◆ What you should do
Give the count of lines in the data that include "address", with no other words.

◆ The input

—————

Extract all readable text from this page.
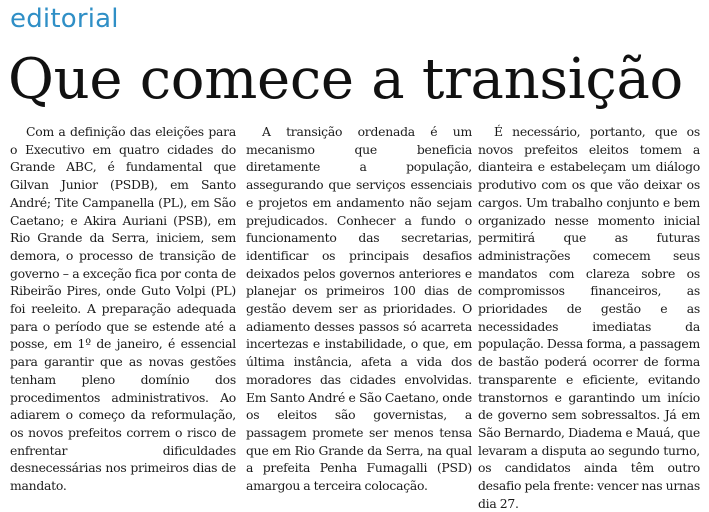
editorial
Que comece a transição

Com a definição das eleições para o Executivo em quatro cidades do Grande ABC, é fundamental que Gilvan Junior (PSDB), em Santo André; Tite Campanella (PL), em São Caetano; e Akira Auriani (PSB), em Rio Grande da Serra, iniciem, sem demora, o processo de transição de governo – a exceção fica por conta de Ribeirão Pires, onde Guto Volpi (PL) foi reeleito. A preparação adequada para o período que se estende até a posse, em 1º de janeiro, é essencial para garantir que as novas gestões tenham pleno domínio dos procedimentos administrativos. Ao adiarem o começo da reformulação, os novos prefeitos correm o risco de enfrentar dificuldades desnecessárias nos primeiros dias de mandato.

A transição ordenada é um mecanismo que beneficia diretamente a população, assegurando que serviços essenciais e projetos em andamento não sejam prejudicados. Conhecer a fundo o funcionamento das secretarias, identificar os principais desafios deixados pelos governos anteriores e planejar os primeiros 100 dias de gestão devem ser as prioridades. O adiamento desses passos só acarreta incertezas e instabilidade, o que, em última instância, afeta a vida dos moradores das cidades envolvidas. Em Santo André e São Caetano, onde os eleitos são governistas, a passagem promete ser menos tensa que em Rio Grande da Serra, na qual a prefeita Penha Fumagalli (PSD) amargou a terceira colocação.

É necessário, portanto, que os novos prefeitos eleitos tomem a dianteira e estabeleçam um diálogo produtivo com os que vão deixar os cargos. Um trabalho conjunto e bem organizado nesse momento inicial permitirá que as futuras administrações comecem seus mandatos com clareza sobre os compromissos financeiros, as prioridades de gestão e as necessidades imediatas da população. Dessa forma, a passagem de bastão poderá ocorrer de forma transparente e eficiente, evitando transtornos e garantindo um início de governo sem sobressaltos. Já em São Bernardo, Diadema e Mauá, que levaram a disputa ao segundo turno, os candidatos ainda têm outro desafio pela frente: vencer nas urnas dia 27.
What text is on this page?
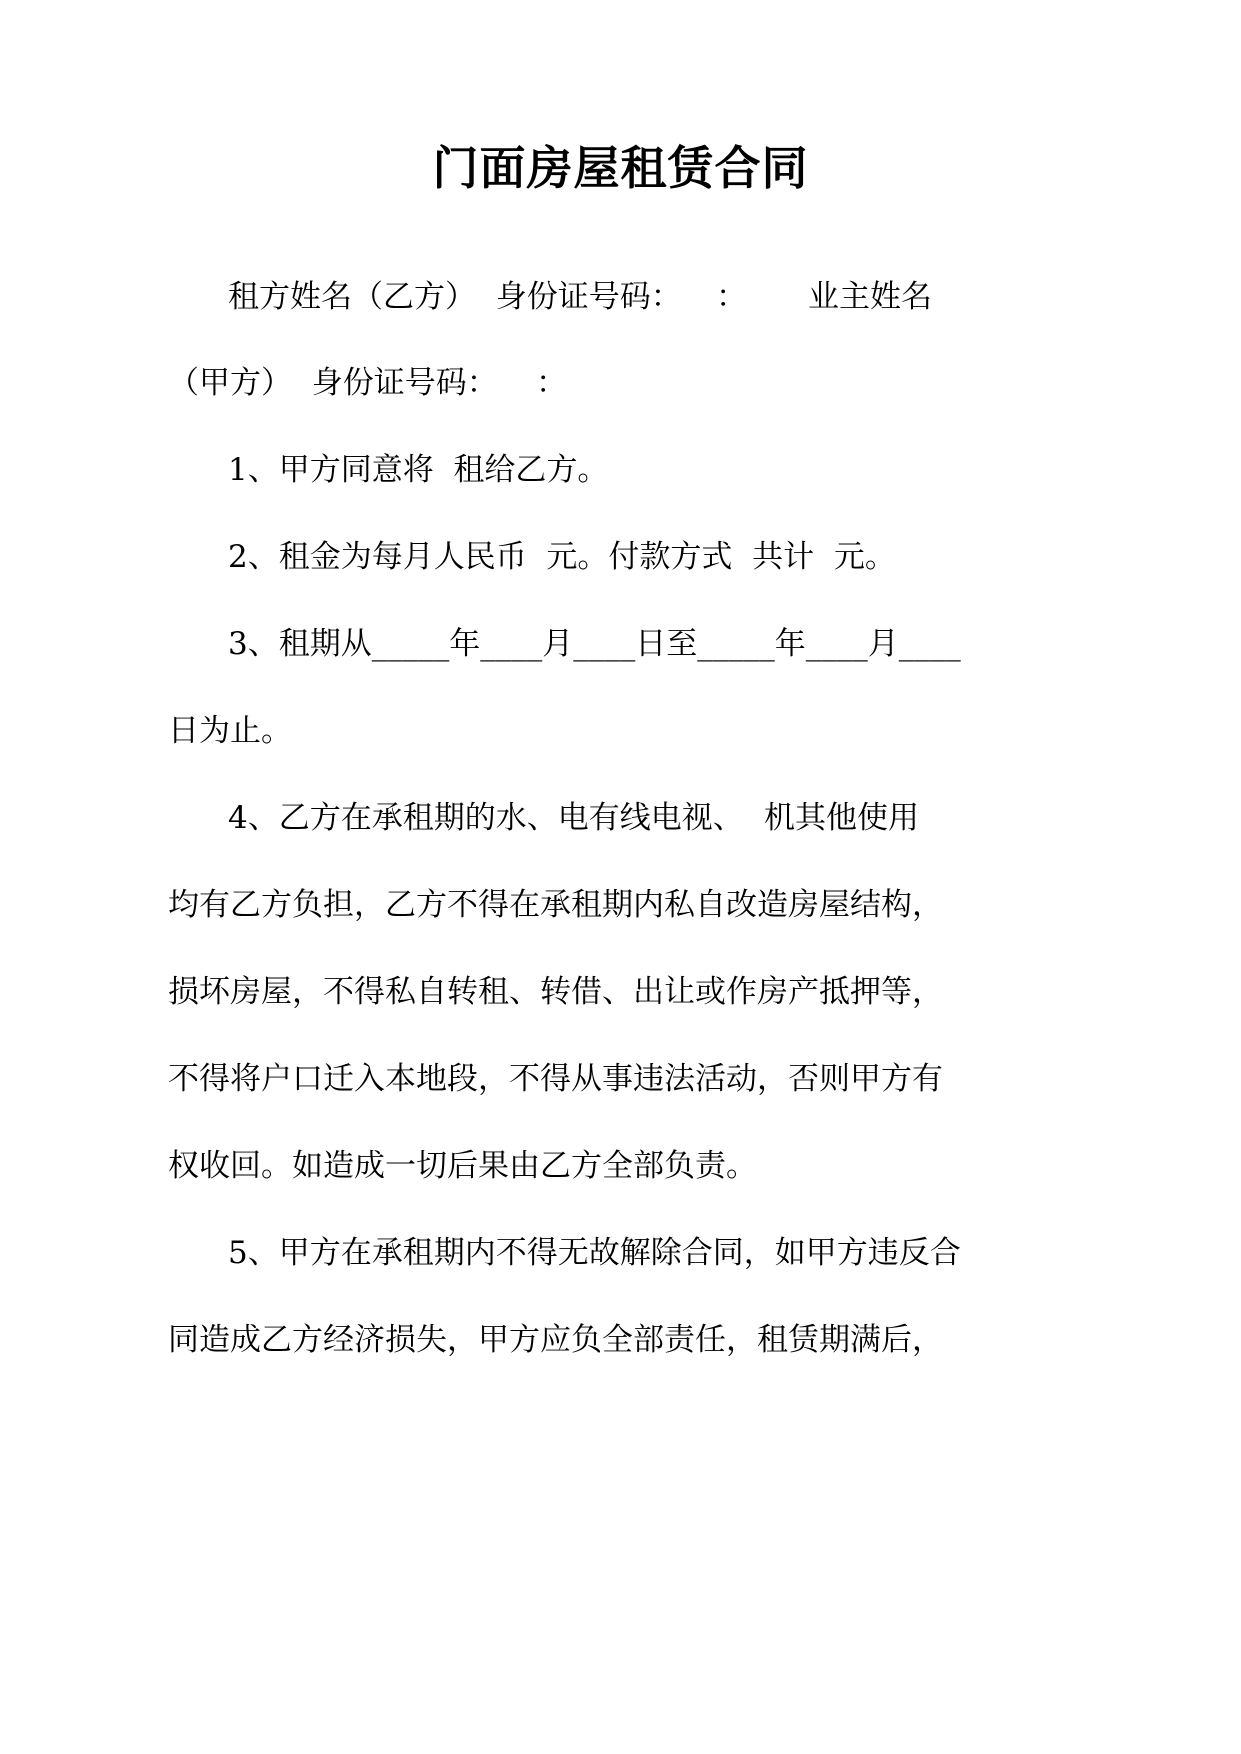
门面房屋租赁合同

租方姓名（乙方）  身份证号码：

：

业主姓名

（甲方）  身份证号码：

：

1、甲方同意将  租给乙方。

2、租金为每月人民币  元。付款方式  共计  元。

3、租期从_____年____月____日至_____年____月____

日为止。

4、乙方在承租期的水、电有线电视、

机其他使用

均有乙方负担，乙方不得在承租期内私自改造房屋结构，

损坏房屋，不得私自转租、转借、出让或作房产抵押等，

不得将户口迁入本地段，不得从事违法活动，否则甲方有

权收回。如造成一切后果由乙方全部负责。

5、甲方在承租期内不得无故解除合同，如甲方违反合

同造成乙方经济损失，甲方应负全部责任，租赁期满后，
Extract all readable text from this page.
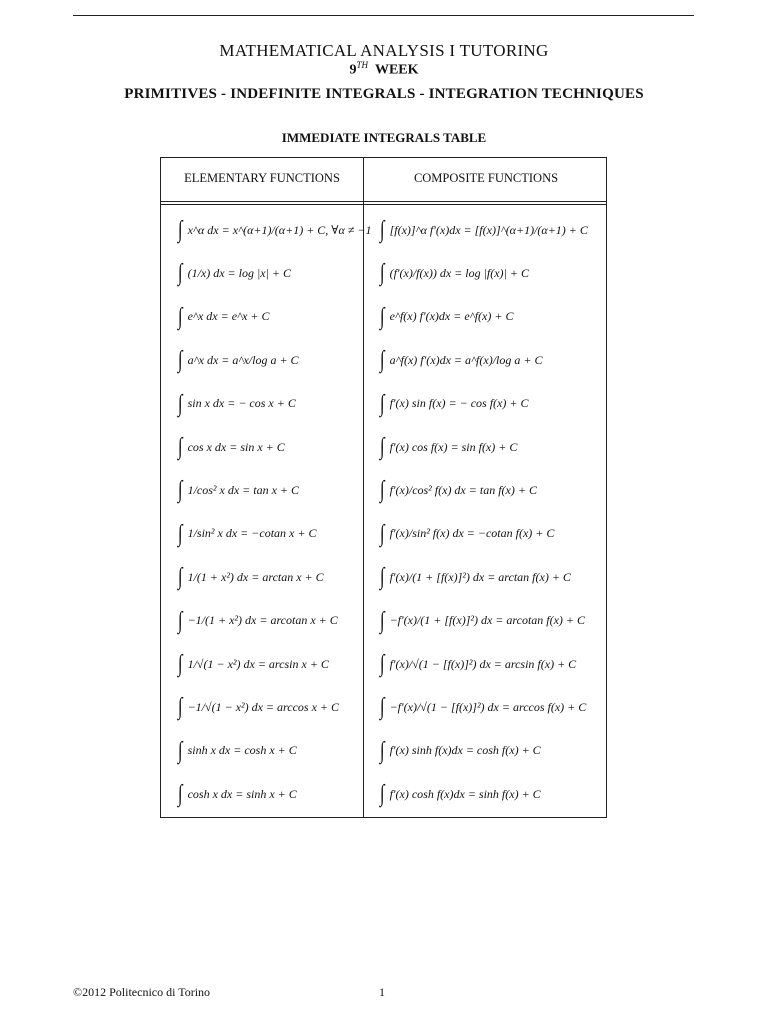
MATHEMATICAL ANALYSIS I TUTORING
9TH WEEK
PRIMITIVES - INDEFINITE INTEGRALS - INTEGRATION TECHNIQUES
IMMEDIATE INTEGRALS TABLE
ELEMENTARY FUNCTIONS	COMPOSITE FUNCTIONS
∫ x^α dx = x^(α+1)/(α+1) + C, ∀α ≠ −1 ∫ [f(x)]^α f′(x)dx = [f(x)]^(α+1)/(α+1) + C
∫ (1/x) dx = log |x| + C	∫ (f′(x)/f(x)) dx = log |f(x)| + C
∫ e^x dx = e^x + C	∫ e^f(x) f′(x)dx = e^f(x) + C
∫ a^x dx = a^x/log a + C	∫ a^f(x) f′(x)dx = a^f(x)/log a + C
∫ sin x dx = − cos x + C	∫ f′(x) sin f(x) = − cos f(x) + C
∫ cos x dx = sin x + C	∫ f′(x) cos f(x) = sin f(x) + C
∫ 1/cos² x dx = tan x + C	∫ f′(x)/cos² f(x) dx = tan f(x) + C
∫ 1/sin² x dx = −cotan x + C	∫ f′(x)/sin² f(x) dx = −cotan f(x) + C
∫ 1/(1 + x²) dx = arctan x + C ∫ f′(x)/(1 + [f(x)]²) dx = arctan f(x) + C
∫ −1/(1 + x²) dx = arcotan x + C ∫ −f′(x)/(1 + [f(x)]²) dx = arcotan f(x) + C
∫ 1/√(1 − x²) dx = arcsin x + C ∫ f′(x)/√(1 − [f(x)]²) dx = arcsin f(x) + C
∫ −1/√(1 − x²) dx = arccos x + C ∫ −f′(x)/√(1 − [f(x)]²) dx = arccos f(x) + C
∫ sinh x dx = cosh x + C	∫ f′(x) sinh f(x)dx = cosh f(x) + C
∫ cosh x dx = sinh x + C	∫ f′(x) cosh f(x)dx = sinh f(x) + C
©2012 Politecnico di Torino	1
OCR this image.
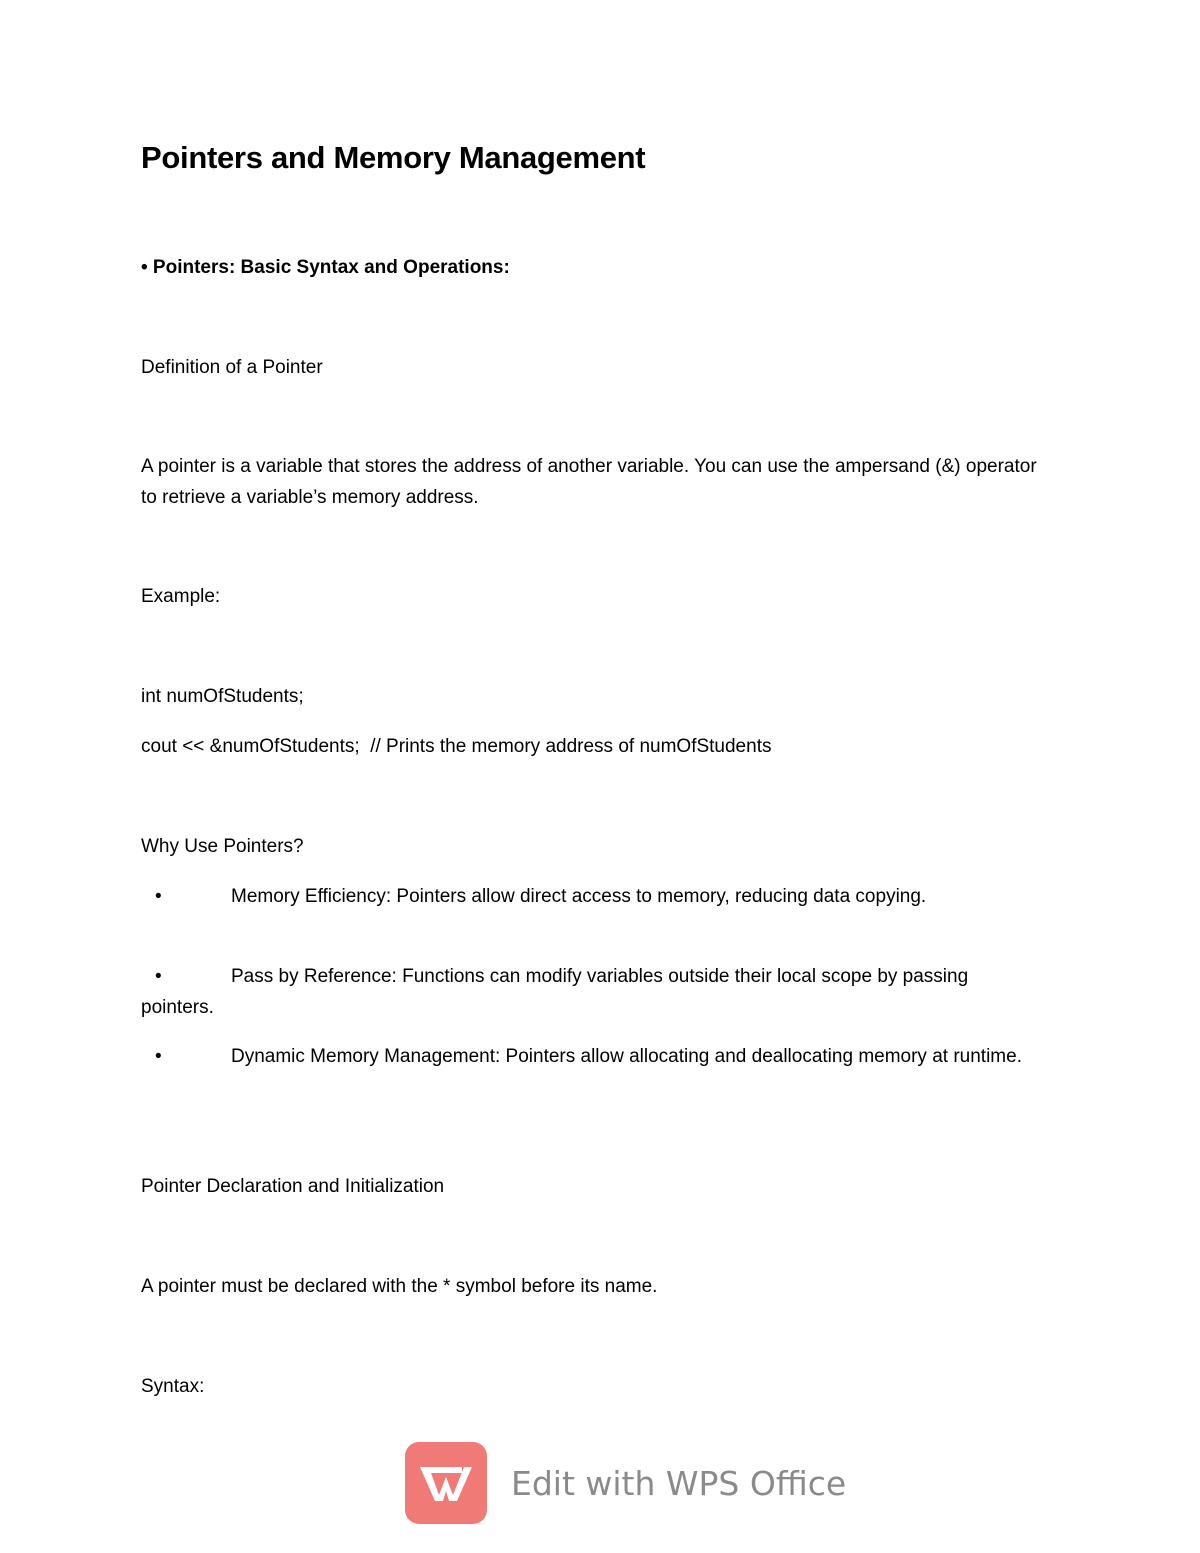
Pointers and Memory Management
• Pointers: Basic Syntax and Operations:
Definition of a Pointer
A pointer is a variable that stores the address of another variable. You can use the ampersand (&) operator to retrieve a variable’s memory address.
Example:
int numOfStudents;
cout << &numOfStudents;  // Prints the memory address of numOfStudents
Why Use Pointers?
•	Memory Efficiency: Pointers allow direct access to memory, reducing data copying.
•	Pass by Reference: Functions can modify variables outside their local scope by passing pointers.
•	Dynamic Memory Management: Pointers allow allocating and deallocating memory at runtime.
Pointer Declaration and Initialization
A pointer must be declared with the * symbol before its name.
Syntax:
Edit with WPS Office
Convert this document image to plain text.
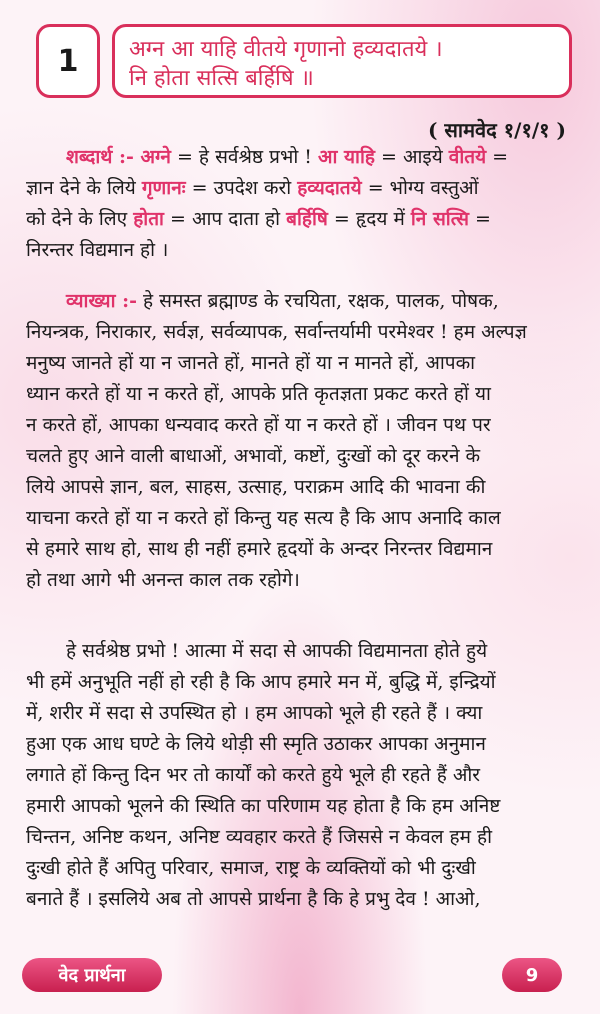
1	अग्न आ याहि वीतये गृणानो हव्यदातये ।
नि होता सत्सि बर्हिषि ॥
( सामवेद १/१/१ )
शब्दार्थ :- अग्ने = हे सर्वश्रेष्ठ प्रभो ! आ याहि = आइये वीतये =
ज्ञान देने के लिये गृणानः = उपदेश करो हव्यदातये = भोग्य वस्तुओं
को देने के लिए होता = आप दाता हो बर्हिषि = हृदय में नि सत्सि =
निरन्तर विद्यमान हो ।
व्याख्या :- हे समस्त ब्रह्माण्ड के रचयिता, रक्षक, पालक, पोषक,
नियन्त्रक, निराकार, सर्वज्ञ, सर्वव्यापक, सर्वान्तर्यामी परमेश्वर ! हम अल्पज्ञ
मनुष्य जानते हों या न जानते हों, मानते हों या न मानते हों, आपका
ध्यान करते हों या न करते हों, आपके प्रति कृतज्ञता प्रकट करते हों या
न करते हों, आपका धन्यवाद करते हों या न करते हों । जीवन पथ पर
चलते हुए आने वाली बाधाओं, अभावों, कष्टों, दुःखों को दूर करने के
लिये आपसे ज्ञान, बल, साहस, उत्साह, पराक्रम आदि की भावना की
याचना करते हों या न करते हों किन्तु यह सत्य है कि आप अनादि काल
से हमारे साथ हो, साथ ही नहीं हमारे हृदयों के अन्दर निरन्तर विद्यमान
हो तथा आगे भी अनन्त काल तक रहोगे।
हे सर्वश्रेष्ठ प्रभो ! आत्मा में सदा से आपकी विद्यमानता होते हुये
भी हमें अनुभूति नहीं हो रही है कि आप हमारे मन में, बुद्धि में, इन्द्रियों
में, शरीर में सदा से उपस्थित हो । हम आपको भूले ही रहते हैं । क्या
हुआ एक आध घण्टे के लिये थोड़ी सी स्मृति उठाकर आपका अनुमान
लगाते हों किन्तु दिन भर तो कार्यों को करते हुये भूले ही रहते हैं और
हमारी आपको भूलने की स्थिति का परिणाम यह होता है कि हम अनिष्ट
चिन्तन, अनिष्ट कथन, अनिष्ट व्यवहार करते हैं जिससे न केवल हम ही
दुःखी होते हैं अपितु परिवार, समाज, राष्ट्र के व्यक्तियों को भी दुःखी
बनाते हैं । इसलिये अब तो आपसे प्रार्थना है कि हे प्रभु देव ! आओ,
वेद प्रार्थना	9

—————

◆ Expected answer
2